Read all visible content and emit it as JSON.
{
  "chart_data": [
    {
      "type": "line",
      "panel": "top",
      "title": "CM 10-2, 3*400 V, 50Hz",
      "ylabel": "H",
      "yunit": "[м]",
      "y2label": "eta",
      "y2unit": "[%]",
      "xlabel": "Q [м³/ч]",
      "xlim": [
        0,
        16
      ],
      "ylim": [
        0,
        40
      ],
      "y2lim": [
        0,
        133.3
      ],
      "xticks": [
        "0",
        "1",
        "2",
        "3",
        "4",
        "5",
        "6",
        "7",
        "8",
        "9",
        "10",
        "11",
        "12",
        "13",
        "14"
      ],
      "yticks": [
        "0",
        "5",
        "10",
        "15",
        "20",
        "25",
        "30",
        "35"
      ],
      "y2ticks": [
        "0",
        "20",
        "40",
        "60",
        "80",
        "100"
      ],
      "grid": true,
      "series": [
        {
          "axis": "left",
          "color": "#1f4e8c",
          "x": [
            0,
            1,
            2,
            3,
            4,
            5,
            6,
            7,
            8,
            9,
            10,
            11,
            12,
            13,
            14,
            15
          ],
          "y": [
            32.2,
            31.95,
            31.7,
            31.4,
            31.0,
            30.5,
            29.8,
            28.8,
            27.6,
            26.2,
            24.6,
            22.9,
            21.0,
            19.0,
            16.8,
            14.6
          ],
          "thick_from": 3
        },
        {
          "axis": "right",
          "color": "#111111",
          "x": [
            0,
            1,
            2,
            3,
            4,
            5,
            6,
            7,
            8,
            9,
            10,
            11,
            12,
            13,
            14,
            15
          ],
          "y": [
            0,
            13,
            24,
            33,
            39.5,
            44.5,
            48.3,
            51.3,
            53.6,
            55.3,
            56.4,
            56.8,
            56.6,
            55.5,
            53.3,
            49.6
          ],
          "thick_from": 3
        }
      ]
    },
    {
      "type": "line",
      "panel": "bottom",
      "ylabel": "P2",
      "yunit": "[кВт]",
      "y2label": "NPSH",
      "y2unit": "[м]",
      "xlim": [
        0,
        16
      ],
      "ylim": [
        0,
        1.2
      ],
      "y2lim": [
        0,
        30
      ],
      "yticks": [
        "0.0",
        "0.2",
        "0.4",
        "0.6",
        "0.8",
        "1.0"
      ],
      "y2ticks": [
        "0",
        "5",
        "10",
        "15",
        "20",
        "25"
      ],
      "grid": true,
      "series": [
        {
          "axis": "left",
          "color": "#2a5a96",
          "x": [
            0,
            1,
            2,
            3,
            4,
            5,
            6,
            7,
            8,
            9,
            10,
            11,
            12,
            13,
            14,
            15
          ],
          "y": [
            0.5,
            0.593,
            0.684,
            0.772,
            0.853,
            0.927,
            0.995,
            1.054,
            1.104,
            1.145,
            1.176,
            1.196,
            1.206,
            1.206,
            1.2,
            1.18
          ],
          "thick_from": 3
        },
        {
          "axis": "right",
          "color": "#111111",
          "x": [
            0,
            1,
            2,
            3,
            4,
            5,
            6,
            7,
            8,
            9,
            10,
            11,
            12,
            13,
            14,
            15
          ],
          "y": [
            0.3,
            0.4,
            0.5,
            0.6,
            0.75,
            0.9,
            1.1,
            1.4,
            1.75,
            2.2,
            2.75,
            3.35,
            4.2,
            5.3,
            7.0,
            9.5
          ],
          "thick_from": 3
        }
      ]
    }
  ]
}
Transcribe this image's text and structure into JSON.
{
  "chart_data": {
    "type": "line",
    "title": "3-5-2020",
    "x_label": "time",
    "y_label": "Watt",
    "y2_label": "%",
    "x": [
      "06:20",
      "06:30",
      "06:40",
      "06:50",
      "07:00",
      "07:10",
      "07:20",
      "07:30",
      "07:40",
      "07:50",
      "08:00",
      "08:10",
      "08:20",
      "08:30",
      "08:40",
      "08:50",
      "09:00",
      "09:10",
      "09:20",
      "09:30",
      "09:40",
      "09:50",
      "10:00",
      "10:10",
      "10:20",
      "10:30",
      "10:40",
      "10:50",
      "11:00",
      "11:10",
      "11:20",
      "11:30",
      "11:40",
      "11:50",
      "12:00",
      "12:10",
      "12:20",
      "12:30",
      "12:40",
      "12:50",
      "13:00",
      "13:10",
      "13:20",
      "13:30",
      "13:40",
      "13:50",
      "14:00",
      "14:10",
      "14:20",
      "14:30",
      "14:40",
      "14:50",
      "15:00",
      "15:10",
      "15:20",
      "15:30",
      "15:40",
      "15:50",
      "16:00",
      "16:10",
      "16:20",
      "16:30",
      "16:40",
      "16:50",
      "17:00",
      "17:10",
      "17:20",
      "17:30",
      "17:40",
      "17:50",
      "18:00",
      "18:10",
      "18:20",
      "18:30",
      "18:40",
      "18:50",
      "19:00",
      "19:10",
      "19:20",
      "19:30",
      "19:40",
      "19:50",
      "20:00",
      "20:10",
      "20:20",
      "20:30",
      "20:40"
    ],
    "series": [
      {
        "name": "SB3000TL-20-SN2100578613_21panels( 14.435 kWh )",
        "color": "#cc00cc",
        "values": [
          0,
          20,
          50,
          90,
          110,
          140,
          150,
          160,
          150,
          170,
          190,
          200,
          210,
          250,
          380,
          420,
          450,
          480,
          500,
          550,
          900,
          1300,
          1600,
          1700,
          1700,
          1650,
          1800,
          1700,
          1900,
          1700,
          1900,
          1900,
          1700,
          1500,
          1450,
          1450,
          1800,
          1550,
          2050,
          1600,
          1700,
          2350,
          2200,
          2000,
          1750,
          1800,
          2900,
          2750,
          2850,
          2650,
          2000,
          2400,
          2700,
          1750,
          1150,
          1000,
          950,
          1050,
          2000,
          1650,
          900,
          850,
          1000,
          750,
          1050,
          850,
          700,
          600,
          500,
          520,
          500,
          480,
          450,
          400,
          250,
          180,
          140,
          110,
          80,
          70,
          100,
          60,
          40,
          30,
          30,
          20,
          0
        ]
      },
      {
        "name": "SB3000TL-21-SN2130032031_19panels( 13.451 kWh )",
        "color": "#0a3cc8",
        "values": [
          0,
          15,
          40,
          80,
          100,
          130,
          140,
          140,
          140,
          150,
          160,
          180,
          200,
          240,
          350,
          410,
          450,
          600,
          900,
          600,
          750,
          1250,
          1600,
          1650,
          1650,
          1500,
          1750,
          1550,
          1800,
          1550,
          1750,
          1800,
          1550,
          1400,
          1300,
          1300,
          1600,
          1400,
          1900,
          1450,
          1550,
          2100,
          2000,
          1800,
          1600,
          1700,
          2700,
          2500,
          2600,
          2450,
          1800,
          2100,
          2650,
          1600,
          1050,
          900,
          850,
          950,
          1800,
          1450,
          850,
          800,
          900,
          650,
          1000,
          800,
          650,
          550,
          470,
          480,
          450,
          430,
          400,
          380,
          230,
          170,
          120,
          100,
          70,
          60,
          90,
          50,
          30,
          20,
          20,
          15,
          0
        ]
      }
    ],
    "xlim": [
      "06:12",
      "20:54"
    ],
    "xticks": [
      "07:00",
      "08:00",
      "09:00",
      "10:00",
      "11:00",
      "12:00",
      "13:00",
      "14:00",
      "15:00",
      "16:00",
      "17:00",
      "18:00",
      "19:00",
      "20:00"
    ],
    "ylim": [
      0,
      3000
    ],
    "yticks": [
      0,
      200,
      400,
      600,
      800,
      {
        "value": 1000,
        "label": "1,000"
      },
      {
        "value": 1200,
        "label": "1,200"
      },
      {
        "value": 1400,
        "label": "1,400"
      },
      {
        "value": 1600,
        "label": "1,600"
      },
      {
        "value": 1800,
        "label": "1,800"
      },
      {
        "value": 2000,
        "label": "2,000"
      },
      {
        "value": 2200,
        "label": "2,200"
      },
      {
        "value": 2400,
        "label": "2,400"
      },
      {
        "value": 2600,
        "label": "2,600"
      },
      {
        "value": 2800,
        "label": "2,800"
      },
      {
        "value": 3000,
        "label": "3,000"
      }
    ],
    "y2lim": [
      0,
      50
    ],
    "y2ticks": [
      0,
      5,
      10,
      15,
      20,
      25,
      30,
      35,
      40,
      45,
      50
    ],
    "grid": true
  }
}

## [Given instruction]
In the material above, find each line that contains the word "title", and select it.

## [Worked answer]
      "title": "CM 10-2, 3*400 V, 50Hz",
    "title": "3-5-2020",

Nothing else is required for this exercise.